- Problem -
Your task is to output the data exactly as it stands.

- Dataset content -
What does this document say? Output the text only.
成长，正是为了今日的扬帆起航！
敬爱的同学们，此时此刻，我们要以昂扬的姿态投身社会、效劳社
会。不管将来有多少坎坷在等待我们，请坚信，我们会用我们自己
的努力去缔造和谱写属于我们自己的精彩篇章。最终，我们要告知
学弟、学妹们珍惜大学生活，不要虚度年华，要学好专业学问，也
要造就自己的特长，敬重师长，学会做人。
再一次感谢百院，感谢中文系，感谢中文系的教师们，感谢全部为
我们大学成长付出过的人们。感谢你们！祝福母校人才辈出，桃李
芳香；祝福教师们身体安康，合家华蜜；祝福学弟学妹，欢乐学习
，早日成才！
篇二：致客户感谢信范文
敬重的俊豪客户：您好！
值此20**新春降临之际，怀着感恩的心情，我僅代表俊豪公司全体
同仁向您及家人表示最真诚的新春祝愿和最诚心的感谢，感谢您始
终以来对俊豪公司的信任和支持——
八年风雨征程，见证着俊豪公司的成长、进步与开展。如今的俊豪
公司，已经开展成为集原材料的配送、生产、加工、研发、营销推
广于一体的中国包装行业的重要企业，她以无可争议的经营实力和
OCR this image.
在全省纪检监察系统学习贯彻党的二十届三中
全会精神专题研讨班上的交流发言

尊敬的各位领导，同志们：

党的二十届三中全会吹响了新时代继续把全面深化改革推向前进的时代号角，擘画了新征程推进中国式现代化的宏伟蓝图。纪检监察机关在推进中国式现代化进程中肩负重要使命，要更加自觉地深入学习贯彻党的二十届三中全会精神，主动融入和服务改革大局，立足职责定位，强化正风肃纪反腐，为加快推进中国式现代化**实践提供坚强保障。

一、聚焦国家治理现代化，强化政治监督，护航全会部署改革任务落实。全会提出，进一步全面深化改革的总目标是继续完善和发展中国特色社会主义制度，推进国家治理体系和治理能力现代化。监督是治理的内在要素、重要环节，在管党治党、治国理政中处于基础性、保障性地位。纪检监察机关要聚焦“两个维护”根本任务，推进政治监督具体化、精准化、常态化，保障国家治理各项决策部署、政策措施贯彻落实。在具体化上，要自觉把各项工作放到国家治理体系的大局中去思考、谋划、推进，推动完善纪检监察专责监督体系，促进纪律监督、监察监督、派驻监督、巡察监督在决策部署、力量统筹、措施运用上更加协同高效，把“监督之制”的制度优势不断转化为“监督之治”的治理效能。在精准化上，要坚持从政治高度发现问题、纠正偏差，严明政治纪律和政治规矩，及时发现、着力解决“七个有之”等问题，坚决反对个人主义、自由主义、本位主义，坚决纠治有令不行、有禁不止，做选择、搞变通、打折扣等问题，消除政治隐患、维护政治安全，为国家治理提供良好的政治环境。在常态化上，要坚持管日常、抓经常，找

- Output for this exercise -
What does this document say? Output the text only.
成长，正是为了今日的扬帆起航！
敬爱的同学们，此时此刻，我们要以昂扬的姿态投身社会、效劳社
会。不管将来有多少坎坷在等待我们，请坚信，我们会用我们自己
的努力去缔造和谱写属于我们自己的精彩篇章。最终，我们要告知
学弟、学妹们珍惜大学生活，不要虚度年华，要学好专业学问，也
要造就自己的特长，敬重师长，学会做人。
再一次感谢百院，感谢中文系，感谢中文系的教师们，感谢全部为
我们大学成长付出过的人们。感谢你们！祝福母校人才辈出，桃李
芳香；祝福教师们身体安康，合家华蜜；祝福学弟学妹，欢乐学习
，早日成才！
篇二：致客户感谢信范文
敬重的俊豪客户：您好！
值此20**新春降临之际，怀着感恩的心情，我僅代表俊豪公司全体
同仁向您及家人表示最真诚的新春祝愿和最诚心的感谢，感谢您始
终以来对俊豪公司的信任和支持——
八年风雨征程，见证着俊豪公司的成长、进步与开展。如今的俊豪
公司，已经开展成为集原材料的配送、生产、加工、研发、营销推
广于一体的中国包装行业的重要企业，她以无可争议的经营实力和
OCR this image.
在全省纪检监察系统学习贯彻党的二十届三中
全会精神专题研讨班上的交流发言

尊敬的各位领导，同志们：

党的二十届三中全会吹响了新时代继续把全面深化改革推向前进的时代号角，擘画了新征程推进中国式现代化的宏伟蓝图。纪检监察机关在推进中国式现代化进程中肩负重要使命，要更加自觉地深入学习贯彻党的二十届三中全会精神，主动融入和服务改革大局，立足职责定位，强化正风肃纪反腐，为加快推进中国式现代化**实践提供坚强保障。

一、聚焦国家治理现代化，强化政治监督，护航全会部署改革任务落实。全会提出，进一步全面深化改革的总目标是继续完善和发展中国特色社会主义制度，推进国家治理体系和治理能力现代化。监督是治理的内在要素、重要环节，在管党治党、治国理政中处于基础性、保障性地位。纪检监察机关要聚焦“两个维护”根本任务，推进政治监督具体化、精准化、常态化，保障国家治理各项决策部署、政策措施贯彻落实。在具体化上，要自觉把各项工作放到国家治理体系的大局中去思考、谋划、推进，推动完善纪检监察专责监督体系，促进纪律监督、监察监督、派驻监督、巡察监督在决策部署、力量统筹、措施运用上更加协同高效，把“监督之制”的制度优势不断转化为“监督之治”的治理效能。在精准化上，要坚持从政治高度发现问题、纠正偏差，严明政治纪律和政治规矩，及时发现、着力解决“七个有之”等问题，坚决反对个人主义、自由主义、本位主义，坚决纠治有令不行、有禁不止，做选择、搞变通、打折扣等问题，消除政治隐患、维护政治安全，为国家治理提供良好的政治环境。在常态化上，要坚持管日常、抓经常，找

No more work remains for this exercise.